AIM
Give back all the data exactly, line by line.

■ ■ ■ ■ ■

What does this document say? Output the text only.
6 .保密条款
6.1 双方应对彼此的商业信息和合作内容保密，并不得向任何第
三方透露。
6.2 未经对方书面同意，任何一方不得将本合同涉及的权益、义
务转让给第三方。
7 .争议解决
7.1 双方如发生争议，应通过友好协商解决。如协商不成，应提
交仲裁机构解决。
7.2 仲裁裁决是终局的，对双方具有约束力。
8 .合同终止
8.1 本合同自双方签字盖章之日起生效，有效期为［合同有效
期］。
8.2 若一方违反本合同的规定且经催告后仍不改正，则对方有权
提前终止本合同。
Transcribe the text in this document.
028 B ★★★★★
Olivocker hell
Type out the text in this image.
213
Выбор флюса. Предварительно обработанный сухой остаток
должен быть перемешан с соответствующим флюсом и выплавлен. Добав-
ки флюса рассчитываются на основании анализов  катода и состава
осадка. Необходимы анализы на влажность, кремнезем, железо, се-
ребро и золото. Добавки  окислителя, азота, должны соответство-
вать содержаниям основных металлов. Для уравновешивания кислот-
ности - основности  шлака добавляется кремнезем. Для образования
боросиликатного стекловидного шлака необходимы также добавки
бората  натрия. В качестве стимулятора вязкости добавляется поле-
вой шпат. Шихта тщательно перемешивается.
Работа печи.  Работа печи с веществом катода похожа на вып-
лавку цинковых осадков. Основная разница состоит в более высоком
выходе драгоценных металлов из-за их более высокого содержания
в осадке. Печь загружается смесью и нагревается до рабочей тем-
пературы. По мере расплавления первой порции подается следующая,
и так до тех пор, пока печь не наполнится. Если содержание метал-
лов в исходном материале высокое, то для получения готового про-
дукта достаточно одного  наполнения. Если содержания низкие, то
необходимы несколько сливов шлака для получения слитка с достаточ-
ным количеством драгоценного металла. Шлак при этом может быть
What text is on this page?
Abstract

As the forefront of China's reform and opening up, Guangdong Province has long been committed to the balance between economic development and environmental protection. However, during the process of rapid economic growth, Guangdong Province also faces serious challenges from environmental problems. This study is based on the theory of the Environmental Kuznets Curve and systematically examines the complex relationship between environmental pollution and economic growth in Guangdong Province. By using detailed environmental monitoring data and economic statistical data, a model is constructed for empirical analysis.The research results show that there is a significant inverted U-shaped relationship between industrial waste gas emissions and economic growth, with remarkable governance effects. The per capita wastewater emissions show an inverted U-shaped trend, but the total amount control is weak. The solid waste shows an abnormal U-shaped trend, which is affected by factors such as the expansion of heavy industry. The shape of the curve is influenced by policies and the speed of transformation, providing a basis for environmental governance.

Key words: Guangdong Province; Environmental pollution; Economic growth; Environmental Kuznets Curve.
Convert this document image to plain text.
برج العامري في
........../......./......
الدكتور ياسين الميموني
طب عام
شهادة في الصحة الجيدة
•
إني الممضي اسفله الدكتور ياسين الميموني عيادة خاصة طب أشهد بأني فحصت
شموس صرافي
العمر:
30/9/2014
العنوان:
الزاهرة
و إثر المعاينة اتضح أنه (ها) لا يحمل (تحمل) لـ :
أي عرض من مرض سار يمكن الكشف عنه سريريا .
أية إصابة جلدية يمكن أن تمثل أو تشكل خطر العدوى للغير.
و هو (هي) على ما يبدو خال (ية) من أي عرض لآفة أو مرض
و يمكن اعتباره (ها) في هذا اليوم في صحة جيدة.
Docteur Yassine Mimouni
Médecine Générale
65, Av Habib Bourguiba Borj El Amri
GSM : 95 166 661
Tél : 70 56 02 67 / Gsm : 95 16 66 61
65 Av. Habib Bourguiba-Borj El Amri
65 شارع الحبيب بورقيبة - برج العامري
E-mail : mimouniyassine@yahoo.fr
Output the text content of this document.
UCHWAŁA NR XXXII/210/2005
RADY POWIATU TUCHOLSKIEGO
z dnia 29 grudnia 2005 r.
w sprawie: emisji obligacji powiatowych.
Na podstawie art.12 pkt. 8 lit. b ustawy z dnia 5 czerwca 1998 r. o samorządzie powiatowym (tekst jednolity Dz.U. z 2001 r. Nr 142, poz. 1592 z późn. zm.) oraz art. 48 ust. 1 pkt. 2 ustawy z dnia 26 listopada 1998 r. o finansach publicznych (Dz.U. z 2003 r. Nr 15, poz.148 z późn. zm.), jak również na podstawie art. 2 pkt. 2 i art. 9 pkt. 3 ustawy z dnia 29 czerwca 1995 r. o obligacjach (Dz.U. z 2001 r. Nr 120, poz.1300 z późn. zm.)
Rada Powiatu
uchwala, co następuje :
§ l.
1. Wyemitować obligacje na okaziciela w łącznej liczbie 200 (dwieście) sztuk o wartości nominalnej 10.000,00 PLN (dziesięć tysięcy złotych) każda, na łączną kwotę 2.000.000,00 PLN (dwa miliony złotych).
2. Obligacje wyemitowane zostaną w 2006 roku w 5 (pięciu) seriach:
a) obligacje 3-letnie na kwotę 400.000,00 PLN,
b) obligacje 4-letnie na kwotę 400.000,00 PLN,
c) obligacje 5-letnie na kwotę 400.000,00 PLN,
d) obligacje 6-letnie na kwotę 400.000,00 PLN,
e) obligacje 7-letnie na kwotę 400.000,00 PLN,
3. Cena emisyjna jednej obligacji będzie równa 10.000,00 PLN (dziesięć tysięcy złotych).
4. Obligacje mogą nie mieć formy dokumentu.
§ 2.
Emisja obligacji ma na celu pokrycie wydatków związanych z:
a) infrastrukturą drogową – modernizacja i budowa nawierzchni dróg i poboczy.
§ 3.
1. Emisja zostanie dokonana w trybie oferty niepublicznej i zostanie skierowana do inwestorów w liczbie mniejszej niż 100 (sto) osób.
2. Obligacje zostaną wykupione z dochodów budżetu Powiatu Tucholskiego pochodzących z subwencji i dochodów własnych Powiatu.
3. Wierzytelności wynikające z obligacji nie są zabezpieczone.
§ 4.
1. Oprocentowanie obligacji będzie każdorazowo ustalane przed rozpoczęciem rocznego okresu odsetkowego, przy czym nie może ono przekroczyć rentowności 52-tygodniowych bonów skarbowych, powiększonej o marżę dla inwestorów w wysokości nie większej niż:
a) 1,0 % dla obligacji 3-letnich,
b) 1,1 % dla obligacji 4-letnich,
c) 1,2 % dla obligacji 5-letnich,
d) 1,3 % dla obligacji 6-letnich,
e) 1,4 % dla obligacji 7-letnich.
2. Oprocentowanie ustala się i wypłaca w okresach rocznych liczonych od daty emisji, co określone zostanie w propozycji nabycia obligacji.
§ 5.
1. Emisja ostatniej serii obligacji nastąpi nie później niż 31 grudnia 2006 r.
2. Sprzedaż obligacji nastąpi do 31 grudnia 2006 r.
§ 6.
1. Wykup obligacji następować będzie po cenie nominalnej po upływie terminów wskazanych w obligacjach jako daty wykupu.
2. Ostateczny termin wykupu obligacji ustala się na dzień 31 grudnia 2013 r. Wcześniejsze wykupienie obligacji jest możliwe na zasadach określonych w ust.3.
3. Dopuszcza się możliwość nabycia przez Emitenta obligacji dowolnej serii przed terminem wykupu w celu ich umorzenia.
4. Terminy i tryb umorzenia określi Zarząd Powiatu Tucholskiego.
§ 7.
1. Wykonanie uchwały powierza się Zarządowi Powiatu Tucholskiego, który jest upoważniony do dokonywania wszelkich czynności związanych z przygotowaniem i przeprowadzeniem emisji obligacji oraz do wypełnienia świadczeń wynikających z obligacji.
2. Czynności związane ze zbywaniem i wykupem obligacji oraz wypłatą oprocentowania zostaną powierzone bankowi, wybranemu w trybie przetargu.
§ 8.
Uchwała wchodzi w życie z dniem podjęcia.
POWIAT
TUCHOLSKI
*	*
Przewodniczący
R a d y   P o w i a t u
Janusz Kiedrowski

■ ■ ■ ■ ■

OUTPUT OF THE EXERCISE
What does this document say? Output the text only.
6 .保密条款
6.1 双方应对彼此的商业信息和合作内容保密，并不得向任何第
三方透露。
6.2 未经对方书面同意，任何一方不得将本合同涉及的权益、义
务转让给第三方。
7 .争议解决
7.1 双方如发生争议，应通过友好协商解决。如协商不成，应提
交仲裁机构解决。
7.2 仲裁裁决是终局的，对双方具有约束力。
8 .合同终止
8.1 本合同自双方签字盖章之日起生效，有效期为［合同有效
期］。
8.2 若一方违反本合同的规定且经催告后仍不改正，则对方有权
提前终止本合同。
Transcribe the text in this document.
028 B ★★★★★
Olivocker hell
Type out the text in this image.
213
Выбор флюса. Предварительно обработанный сухой остаток
должен быть перемешан с соответствующим флюсом и выплавлен. Добав-
ки флюса рассчитываются на основании анализов  катода и состава
осадка. Необходимы анализы на влажность, кремнезем, железо, се-
ребро и золото. Добавки  окислителя, азота, должны соответство-
вать содержаниям основных металлов. Для уравновешивания кислот-
ности - основности  шлака добавляется кремнезем. Для образования
боросиликатного стекловидного шлака необходимы также добавки
бората  натрия. В качестве стимулятора вязкости добавляется поле-
вой шпат. Шихта тщательно перемешивается.
Работа печи.  Работа печи с веществом катода похожа на вып-
лавку цинковых осадков. Основная разница состоит в более высоком
выходе драгоценных металлов из-за их более высокого содержания
в осадке. Печь загружается смесью и нагревается до рабочей тем-
пературы. По мере расплавления первой порции подается следующая,
и так до тех пор, пока печь не наполнится. Если содержание метал-
лов в исходном материале высокое, то для получения готового про-
дукта достаточно одного  наполнения. Если содержания низкие, то
необходимы несколько сливов шлака для получения слитка с достаточ-
ным количеством драгоценного металла. Шлак при этом может быть
What text is on this page?
Abstract

As the forefront of China's reform and opening up, Guangdong Province has long been committed to the balance between economic development and environmental protection. However, during the process of rapid economic growth, Guangdong Province also faces serious challenges from environmental problems. This study is based on the theory of the Environmental Kuznets Curve and systematically examines the complex relationship between environmental pollution and economic growth in Guangdong Province. By using detailed environmental monitoring data and economic statistical data, a model is constructed for empirical analysis.The research results show that there is a significant inverted U-shaped relationship between industrial waste gas emissions and economic growth, with remarkable governance effects. The per capita wastewater emissions show an inverted U-shaped trend, but the total amount control is weak. The solid waste shows an abnormal U-shaped trend, which is affected by factors such as the expansion of heavy industry. The shape of the curve is influenced by policies and the speed of transformation, providing a basis for environmental governance.

Key words: Guangdong Province; Environmental pollution; Economic growth; Environmental Kuznets Curve.
Convert this document image to plain text.
برج العامري في
........../......./......
الدكتور ياسين الميموني
طب عام
شهادة في الصحة الجيدة
•
إني الممضي اسفله الدكتور ياسين الميموني عيادة خاصة طب أشهد بأني فحصت
شموس صرافي
العمر:
30/9/2014
العنوان:
الزاهرة
و إثر المعاينة اتضح أنه (ها) لا يحمل (تحمل) لـ :
أي عرض من مرض سار يمكن الكشف عنه سريريا .
أية إصابة جلدية يمكن أن تمثل أو تشكل خطر العدوى للغير.
و هو (هي) على ما يبدو خال (ية) من أي عرض لآفة أو مرض
و يمكن اعتباره (ها) في هذا اليوم في صحة جيدة.
Docteur Yassine Mimouni
Médecine Générale
65, Av Habib Bourguiba Borj El Amri
GSM : 95 166 661
Tél : 70 56 02 67 / Gsm : 95 16 66 61
65 Av. Habib Bourguiba-Borj El Amri
65 شارع الحبيب بورقيبة - برج العامري
E-mail : mimouniyassine@yahoo.fr
Output the text content of this document.
UCHWAŁA NR XXXII/210/2005
RADY POWIATU TUCHOLSKIEGO
z dnia 29 grudnia 2005 r.
w sprawie: emisji obligacji powiatowych.
Na podstawie art.12 pkt. 8 lit. b ustawy z dnia 5 czerwca 1998 r. o samorządzie powiatowym (tekst jednolity Dz.U. z 2001 r. Nr 142, poz. 1592 z późn. zm.) oraz art. 48 ust. 1 pkt. 2 ustawy z dnia 26 listopada 1998 r. o finansach publicznych (Dz.U. z 2003 r. Nr 15, poz.148 z późn. zm.), jak również na podstawie art. 2 pkt. 2 i art. 9 pkt. 3 ustawy z dnia 29 czerwca 1995 r. o obligacjach (Dz.U. z 2001 r. Nr 120, poz.1300 z późn. zm.)
Rada Powiatu
uchwala, co następuje :
§ l.
1. Wyemitować obligacje na okaziciela w łącznej liczbie 200 (dwieście) sztuk o wartości nominalnej 10.000,00 PLN (dziesięć tysięcy złotych) każda, na łączną kwotę 2.000.000,00 PLN (dwa miliony złotych).
2. Obligacje wyemitowane zostaną w 2006 roku w 5 (pięciu) seriach:
a) obligacje 3-letnie na kwotę 400.000,00 PLN,
b) obligacje 4-letnie na kwotę 400.000,00 PLN,
c) obligacje 5-letnie na kwotę 400.000,00 PLN,
d) obligacje 6-letnie na kwotę 400.000,00 PLN,
e) obligacje 7-letnie na kwotę 400.000,00 PLN,
3. Cena emisyjna jednej obligacji będzie równa 10.000,00 PLN (dziesięć tysięcy złotych).
4. Obligacje mogą nie mieć formy dokumentu.
§ 2.
Emisja obligacji ma na celu pokrycie wydatków związanych z:
a) infrastrukturą drogową – modernizacja i budowa nawierzchni dróg i poboczy.
§ 3.
1. Emisja zostanie dokonana w trybie oferty niepublicznej i zostanie skierowana do inwestorów w liczbie mniejszej niż 100 (sto) osób.
2. Obligacje zostaną wykupione z dochodów budżetu Powiatu Tucholskiego pochodzących z subwencji i dochodów własnych Powiatu.
3. Wierzytelności wynikające z obligacji nie są zabezpieczone.
§ 4.
1. Oprocentowanie obligacji będzie każdorazowo ustalane przed rozpoczęciem rocznego okresu odsetkowego, przy czym nie może ono przekroczyć rentowności 52-tygodniowych bonów skarbowych, powiększonej o marżę dla inwestorów w wysokości nie większej niż:
a) 1,0 % dla obligacji 3-letnich,
b) 1,1 % dla obligacji 4-letnich,
c) 1,2 % dla obligacji 5-letnich,
d) 1,3 % dla obligacji 6-letnich,
e) 1,4 % dla obligacji 7-letnich.
2. Oprocentowanie ustala się i wypłaca w okresach rocznych liczonych od daty emisji, co określone zostanie w propozycji nabycia obligacji.
§ 5.
1. Emisja ostatniej serii obligacji nastąpi nie później niż 31 grudnia 2006 r.
2. Sprzedaż obligacji nastąpi do 31 grudnia 2006 r.
§ 6.
1. Wykup obligacji następować będzie po cenie nominalnej po upływie terminów wskazanych w obligacjach jako daty wykupu.
2. Ostateczny termin wykupu obligacji ustala się na dzień 31 grudnia 2013 r. Wcześniejsze wykupienie obligacji jest możliwe na zasadach określonych w ust.3.
3. Dopuszcza się możliwość nabycia przez Emitenta obligacji dowolnej serii przed terminem wykupu w celu ich umorzenia.
4. Terminy i tryb umorzenia określi Zarząd Powiatu Tucholskiego.
§ 7.
1. Wykonanie uchwały powierza się Zarządowi Powiatu Tucholskiego, który jest upoważniony do dokonywania wszelkich czynności związanych z przygotowaniem i przeprowadzeniem emisji obligacji oraz do wypełnienia świadczeń wynikających z obligacji.
2. Czynności związane ze zbywaniem i wykupem obligacji oraz wypłatą oprocentowania zostaną powierzone bankowi, wybranemu w trybie przetargu.
§ 8.
Uchwała wchodzi w życie z dniem podjęcia.
POWIAT
TUCHOLSKI
*	*
Przewodniczący
R a d y   P o w i a t u
Janusz Kiedrowski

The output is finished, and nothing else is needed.